• Objective:
Word for word, restate every line of the material.

• Records for the exercise:

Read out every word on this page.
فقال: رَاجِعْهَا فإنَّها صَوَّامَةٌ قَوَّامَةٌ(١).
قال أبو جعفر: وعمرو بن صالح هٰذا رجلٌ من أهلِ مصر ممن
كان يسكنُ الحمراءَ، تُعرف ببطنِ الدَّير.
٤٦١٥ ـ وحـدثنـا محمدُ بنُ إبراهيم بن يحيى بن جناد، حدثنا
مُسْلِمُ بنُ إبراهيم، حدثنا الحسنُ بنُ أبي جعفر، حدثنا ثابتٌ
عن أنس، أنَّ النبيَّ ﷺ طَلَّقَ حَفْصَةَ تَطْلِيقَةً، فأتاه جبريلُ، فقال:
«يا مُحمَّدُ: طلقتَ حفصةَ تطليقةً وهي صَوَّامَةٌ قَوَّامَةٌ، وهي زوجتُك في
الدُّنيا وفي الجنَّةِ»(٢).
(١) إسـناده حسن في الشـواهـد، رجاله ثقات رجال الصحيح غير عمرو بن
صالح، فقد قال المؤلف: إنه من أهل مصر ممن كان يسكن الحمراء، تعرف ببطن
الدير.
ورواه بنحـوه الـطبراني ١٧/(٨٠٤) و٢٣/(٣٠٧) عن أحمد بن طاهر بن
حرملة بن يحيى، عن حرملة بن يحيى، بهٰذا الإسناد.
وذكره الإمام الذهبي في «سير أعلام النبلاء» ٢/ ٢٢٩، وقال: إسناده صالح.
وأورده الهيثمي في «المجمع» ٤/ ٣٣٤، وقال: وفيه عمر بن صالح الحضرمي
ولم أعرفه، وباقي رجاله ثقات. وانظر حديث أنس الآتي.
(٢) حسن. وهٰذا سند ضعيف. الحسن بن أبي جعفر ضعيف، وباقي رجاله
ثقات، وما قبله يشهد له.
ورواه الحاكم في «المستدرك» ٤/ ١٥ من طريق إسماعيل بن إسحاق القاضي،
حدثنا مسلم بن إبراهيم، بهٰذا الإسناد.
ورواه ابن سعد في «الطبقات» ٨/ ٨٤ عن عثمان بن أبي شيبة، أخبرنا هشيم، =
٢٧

• Problem solution:
Read out every word on this page.
فقال: رَاجِعْهَا فإنَّها صَوَّامَةٌ قَوَّامَةٌ(١).
قال أبو جعفر: وعمرو بن صالح هٰذا رجلٌ من أهلِ مصر ممن
كان يسكنُ الحمراءَ، تُعرف ببطنِ الدَّير.
٤٦١٥ ـ وحـدثنـا محمدُ بنُ إبراهيم بن يحيى بن جناد، حدثنا
مُسْلِمُ بنُ إبراهيم، حدثنا الحسنُ بنُ أبي جعفر، حدثنا ثابتٌ
عن أنس، أنَّ النبيَّ ﷺ طَلَّقَ حَفْصَةَ تَطْلِيقَةً، فأتاه جبريلُ، فقال:
«يا مُحمَّدُ: طلقتَ حفصةَ تطليقةً وهي صَوَّامَةٌ قَوَّامَةٌ، وهي زوجتُك في
الدُّنيا وفي الجنَّةِ»(٢).
(١) إسـناده حسن في الشـواهـد، رجاله ثقات رجال الصحيح غير عمرو بن
صالح، فقد قال المؤلف: إنه من أهل مصر ممن كان يسكن الحمراء، تعرف ببطن
الدير.
ورواه بنحـوه الـطبراني ١٧/(٨٠٤) و٢٣/(٣٠٧) عن أحمد بن طاهر بن
حرملة بن يحيى، عن حرملة بن يحيى، بهٰذا الإسناد.
وذكره الإمام الذهبي في «سير أعلام النبلاء» ٢/ ٢٢٩، وقال: إسناده صالح.
وأورده الهيثمي في «المجمع» ٤/ ٣٣٤، وقال: وفيه عمر بن صالح الحضرمي
ولم أعرفه، وباقي رجاله ثقات. وانظر حديث أنس الآتي.
(٢) حسن. وهٰذا سند ضعيف. الحسن بن أبي جعفر ضعيف، وباقي رجاله
ثقات، وما قبله يشهد له.
ورواه الحاكم في «المستدرك» ٤/ ١٥ من طريق إسماعيل بن إسحاق القاضي،
حدثنا مسلم بن إبراهيم، بهٰذا الإسناد.
ورواه ابن سعد في «الطبقات» ٨/ ٨٤ عن عثمان بن أبي شيبة، أخبرنا هشيم، =
٢٧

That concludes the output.